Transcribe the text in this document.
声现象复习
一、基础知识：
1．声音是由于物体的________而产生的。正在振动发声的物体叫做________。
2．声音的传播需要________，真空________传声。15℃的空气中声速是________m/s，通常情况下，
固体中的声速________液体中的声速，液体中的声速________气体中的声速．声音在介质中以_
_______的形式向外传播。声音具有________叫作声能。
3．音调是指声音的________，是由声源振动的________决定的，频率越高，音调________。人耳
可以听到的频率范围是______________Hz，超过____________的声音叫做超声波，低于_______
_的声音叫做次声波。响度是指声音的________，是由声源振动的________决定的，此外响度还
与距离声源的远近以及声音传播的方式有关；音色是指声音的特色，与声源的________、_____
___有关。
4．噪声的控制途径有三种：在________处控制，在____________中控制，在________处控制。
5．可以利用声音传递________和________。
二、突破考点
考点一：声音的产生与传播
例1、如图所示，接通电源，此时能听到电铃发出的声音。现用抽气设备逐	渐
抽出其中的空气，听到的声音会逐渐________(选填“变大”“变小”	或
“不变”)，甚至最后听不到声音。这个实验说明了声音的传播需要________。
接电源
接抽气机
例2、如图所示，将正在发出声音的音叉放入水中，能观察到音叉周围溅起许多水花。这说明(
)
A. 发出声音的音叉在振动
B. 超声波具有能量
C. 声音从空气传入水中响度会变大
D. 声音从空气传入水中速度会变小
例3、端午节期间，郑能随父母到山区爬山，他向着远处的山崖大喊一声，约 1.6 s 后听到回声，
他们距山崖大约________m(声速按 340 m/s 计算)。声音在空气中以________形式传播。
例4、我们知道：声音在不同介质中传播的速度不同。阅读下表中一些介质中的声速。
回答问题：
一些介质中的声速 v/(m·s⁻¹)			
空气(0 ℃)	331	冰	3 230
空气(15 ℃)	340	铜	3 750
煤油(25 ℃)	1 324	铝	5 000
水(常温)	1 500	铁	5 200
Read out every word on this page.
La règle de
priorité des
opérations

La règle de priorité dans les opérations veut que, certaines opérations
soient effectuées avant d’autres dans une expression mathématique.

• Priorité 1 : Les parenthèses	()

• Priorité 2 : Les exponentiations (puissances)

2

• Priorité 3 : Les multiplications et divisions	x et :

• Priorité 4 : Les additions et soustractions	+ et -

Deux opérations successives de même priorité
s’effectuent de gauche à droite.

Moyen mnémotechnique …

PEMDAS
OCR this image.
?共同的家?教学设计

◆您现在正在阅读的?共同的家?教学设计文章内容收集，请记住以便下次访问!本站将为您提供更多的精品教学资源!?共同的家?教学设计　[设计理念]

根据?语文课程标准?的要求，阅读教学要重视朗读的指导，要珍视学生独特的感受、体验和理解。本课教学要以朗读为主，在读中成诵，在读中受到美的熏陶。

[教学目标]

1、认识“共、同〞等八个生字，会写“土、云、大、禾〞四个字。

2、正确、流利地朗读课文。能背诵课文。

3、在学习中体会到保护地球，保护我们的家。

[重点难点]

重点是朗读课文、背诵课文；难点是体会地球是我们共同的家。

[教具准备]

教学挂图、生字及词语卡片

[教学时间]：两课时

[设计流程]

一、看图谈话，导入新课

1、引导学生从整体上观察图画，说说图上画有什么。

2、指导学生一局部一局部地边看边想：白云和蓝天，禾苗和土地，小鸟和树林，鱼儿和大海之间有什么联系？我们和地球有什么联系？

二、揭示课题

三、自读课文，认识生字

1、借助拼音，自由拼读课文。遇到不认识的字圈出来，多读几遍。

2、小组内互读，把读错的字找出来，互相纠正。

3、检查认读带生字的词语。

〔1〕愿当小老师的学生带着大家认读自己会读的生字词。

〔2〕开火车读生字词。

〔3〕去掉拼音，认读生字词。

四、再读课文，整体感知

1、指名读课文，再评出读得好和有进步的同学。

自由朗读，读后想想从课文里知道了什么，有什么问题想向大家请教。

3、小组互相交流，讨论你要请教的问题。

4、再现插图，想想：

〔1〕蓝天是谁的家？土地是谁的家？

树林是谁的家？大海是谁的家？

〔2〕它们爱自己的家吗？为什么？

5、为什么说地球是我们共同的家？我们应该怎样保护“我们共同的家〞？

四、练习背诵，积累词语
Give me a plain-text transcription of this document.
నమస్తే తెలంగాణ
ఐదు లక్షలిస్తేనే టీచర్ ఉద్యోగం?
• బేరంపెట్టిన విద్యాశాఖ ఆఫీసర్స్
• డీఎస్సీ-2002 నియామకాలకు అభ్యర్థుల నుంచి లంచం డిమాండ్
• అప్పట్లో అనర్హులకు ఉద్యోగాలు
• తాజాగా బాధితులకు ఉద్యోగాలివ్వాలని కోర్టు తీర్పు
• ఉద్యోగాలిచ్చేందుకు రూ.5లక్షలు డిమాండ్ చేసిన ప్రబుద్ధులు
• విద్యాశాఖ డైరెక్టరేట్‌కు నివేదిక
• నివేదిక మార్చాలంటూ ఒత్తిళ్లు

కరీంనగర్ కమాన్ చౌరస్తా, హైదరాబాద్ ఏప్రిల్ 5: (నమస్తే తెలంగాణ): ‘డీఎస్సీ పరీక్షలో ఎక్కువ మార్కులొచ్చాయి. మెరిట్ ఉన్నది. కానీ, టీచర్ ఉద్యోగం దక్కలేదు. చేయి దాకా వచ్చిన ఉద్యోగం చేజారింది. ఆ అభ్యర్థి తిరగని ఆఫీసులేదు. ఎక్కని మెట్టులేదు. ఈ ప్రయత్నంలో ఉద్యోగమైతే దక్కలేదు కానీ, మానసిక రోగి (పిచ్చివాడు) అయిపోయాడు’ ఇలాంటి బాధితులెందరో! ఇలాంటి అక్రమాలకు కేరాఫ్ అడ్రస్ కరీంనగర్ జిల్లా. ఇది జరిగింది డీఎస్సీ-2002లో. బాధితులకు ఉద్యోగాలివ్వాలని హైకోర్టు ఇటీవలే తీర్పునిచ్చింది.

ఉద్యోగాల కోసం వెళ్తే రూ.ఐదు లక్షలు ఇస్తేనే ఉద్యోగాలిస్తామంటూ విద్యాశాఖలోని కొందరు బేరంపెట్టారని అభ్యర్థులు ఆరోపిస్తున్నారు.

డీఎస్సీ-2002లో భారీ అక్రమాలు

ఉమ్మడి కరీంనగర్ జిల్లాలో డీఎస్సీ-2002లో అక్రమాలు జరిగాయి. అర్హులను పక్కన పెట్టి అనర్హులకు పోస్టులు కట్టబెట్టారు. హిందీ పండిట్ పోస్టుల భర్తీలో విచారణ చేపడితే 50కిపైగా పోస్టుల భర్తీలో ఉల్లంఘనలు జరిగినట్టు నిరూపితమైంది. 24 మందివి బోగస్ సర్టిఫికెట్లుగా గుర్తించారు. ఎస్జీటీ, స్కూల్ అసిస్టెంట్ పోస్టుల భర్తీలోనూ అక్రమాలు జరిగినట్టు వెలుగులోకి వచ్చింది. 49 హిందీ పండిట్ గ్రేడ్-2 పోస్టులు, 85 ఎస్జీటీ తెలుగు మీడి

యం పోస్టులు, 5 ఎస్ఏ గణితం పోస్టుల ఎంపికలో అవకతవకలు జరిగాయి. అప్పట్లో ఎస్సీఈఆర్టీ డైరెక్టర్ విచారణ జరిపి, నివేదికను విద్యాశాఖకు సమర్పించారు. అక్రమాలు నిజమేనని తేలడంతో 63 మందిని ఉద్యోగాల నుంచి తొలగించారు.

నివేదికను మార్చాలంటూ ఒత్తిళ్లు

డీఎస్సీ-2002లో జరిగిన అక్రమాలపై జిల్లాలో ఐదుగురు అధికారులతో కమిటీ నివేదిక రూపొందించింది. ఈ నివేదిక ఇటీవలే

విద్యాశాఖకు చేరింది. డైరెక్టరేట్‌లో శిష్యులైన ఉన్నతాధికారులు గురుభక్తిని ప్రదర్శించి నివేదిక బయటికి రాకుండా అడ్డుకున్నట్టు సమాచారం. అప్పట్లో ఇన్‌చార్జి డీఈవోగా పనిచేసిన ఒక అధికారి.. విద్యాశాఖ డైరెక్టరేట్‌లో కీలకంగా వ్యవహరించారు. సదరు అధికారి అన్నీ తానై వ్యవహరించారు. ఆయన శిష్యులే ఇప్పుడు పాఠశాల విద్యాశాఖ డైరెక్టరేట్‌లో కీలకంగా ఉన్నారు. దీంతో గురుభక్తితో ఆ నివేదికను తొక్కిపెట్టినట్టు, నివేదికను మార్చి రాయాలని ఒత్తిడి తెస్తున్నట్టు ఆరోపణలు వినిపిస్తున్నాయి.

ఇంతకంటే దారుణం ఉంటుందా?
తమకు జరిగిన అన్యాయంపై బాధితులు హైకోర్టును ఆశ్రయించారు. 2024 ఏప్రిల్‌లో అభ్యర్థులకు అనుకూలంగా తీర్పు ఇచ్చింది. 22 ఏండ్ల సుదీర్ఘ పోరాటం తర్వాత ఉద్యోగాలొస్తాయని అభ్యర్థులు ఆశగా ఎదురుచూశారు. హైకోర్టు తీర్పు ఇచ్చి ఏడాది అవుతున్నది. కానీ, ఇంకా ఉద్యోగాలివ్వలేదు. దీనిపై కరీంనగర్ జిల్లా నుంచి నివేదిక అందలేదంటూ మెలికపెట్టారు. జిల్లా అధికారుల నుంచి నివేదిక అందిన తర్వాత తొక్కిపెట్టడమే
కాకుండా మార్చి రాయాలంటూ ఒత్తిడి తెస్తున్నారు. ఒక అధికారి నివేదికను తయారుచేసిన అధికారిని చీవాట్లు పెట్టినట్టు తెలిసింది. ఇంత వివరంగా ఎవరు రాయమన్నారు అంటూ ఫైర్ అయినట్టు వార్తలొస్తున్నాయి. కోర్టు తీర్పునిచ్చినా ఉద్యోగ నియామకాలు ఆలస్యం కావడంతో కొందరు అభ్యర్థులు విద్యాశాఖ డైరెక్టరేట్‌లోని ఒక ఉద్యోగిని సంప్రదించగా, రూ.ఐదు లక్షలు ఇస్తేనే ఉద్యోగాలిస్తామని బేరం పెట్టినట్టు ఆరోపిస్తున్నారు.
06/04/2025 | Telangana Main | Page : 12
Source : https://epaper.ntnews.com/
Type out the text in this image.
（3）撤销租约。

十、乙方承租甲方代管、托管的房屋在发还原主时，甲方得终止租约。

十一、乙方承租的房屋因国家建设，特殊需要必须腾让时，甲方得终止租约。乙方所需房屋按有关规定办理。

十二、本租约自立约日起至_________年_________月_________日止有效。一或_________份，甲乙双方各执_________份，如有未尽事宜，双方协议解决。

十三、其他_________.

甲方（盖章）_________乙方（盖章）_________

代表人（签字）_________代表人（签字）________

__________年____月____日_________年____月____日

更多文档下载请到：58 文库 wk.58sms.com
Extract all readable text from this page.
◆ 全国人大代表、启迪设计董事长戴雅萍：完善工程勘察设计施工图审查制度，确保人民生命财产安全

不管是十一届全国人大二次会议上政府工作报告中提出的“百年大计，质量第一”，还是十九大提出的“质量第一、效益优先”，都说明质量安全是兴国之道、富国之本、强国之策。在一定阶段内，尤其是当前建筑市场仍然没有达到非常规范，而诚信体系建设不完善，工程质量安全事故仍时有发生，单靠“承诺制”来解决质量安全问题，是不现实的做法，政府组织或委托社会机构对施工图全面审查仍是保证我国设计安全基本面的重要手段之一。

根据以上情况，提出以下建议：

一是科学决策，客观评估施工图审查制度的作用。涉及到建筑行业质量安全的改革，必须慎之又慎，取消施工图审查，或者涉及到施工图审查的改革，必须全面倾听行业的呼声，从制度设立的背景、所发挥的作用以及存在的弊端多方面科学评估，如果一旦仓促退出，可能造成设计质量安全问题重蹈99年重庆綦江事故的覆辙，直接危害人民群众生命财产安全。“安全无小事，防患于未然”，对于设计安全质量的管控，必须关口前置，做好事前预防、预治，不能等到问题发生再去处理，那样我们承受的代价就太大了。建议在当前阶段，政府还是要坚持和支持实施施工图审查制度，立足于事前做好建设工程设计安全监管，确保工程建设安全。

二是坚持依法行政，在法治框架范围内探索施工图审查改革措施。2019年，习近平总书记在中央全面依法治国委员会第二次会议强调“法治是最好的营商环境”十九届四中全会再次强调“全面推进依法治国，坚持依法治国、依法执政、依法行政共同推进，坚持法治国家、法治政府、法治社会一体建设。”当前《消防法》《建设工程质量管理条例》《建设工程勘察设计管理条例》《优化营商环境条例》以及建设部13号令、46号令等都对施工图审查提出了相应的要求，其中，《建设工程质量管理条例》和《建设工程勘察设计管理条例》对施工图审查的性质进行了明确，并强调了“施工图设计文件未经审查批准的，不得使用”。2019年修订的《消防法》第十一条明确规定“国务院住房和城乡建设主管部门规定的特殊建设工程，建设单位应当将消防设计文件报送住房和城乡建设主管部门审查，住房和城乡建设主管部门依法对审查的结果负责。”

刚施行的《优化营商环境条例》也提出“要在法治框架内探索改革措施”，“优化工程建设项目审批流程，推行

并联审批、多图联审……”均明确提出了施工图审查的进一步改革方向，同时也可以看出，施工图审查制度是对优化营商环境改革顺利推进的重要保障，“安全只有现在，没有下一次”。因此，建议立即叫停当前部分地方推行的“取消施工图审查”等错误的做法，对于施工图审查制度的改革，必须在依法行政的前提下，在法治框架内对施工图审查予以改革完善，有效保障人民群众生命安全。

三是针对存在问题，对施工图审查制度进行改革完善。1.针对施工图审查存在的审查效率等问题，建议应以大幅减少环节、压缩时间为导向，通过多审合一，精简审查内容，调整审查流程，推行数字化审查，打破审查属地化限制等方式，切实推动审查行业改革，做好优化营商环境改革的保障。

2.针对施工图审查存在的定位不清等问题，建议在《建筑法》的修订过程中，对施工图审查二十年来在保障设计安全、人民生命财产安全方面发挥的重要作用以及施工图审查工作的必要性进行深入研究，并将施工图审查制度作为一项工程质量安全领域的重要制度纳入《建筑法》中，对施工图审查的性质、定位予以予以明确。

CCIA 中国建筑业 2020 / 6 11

════

- [Written instruction]: Look through the lines above and collect those with the word "甲方得终止租约".

- [Result]:
十、乙方承租甲方代管、托管的房屋在发还原主时，甲方得终止租约。
十一、乙方承租的房屋因国家建设，特殊需要必须腾让时，甲方得终止租约。乙方所需房屋按有关规定办理。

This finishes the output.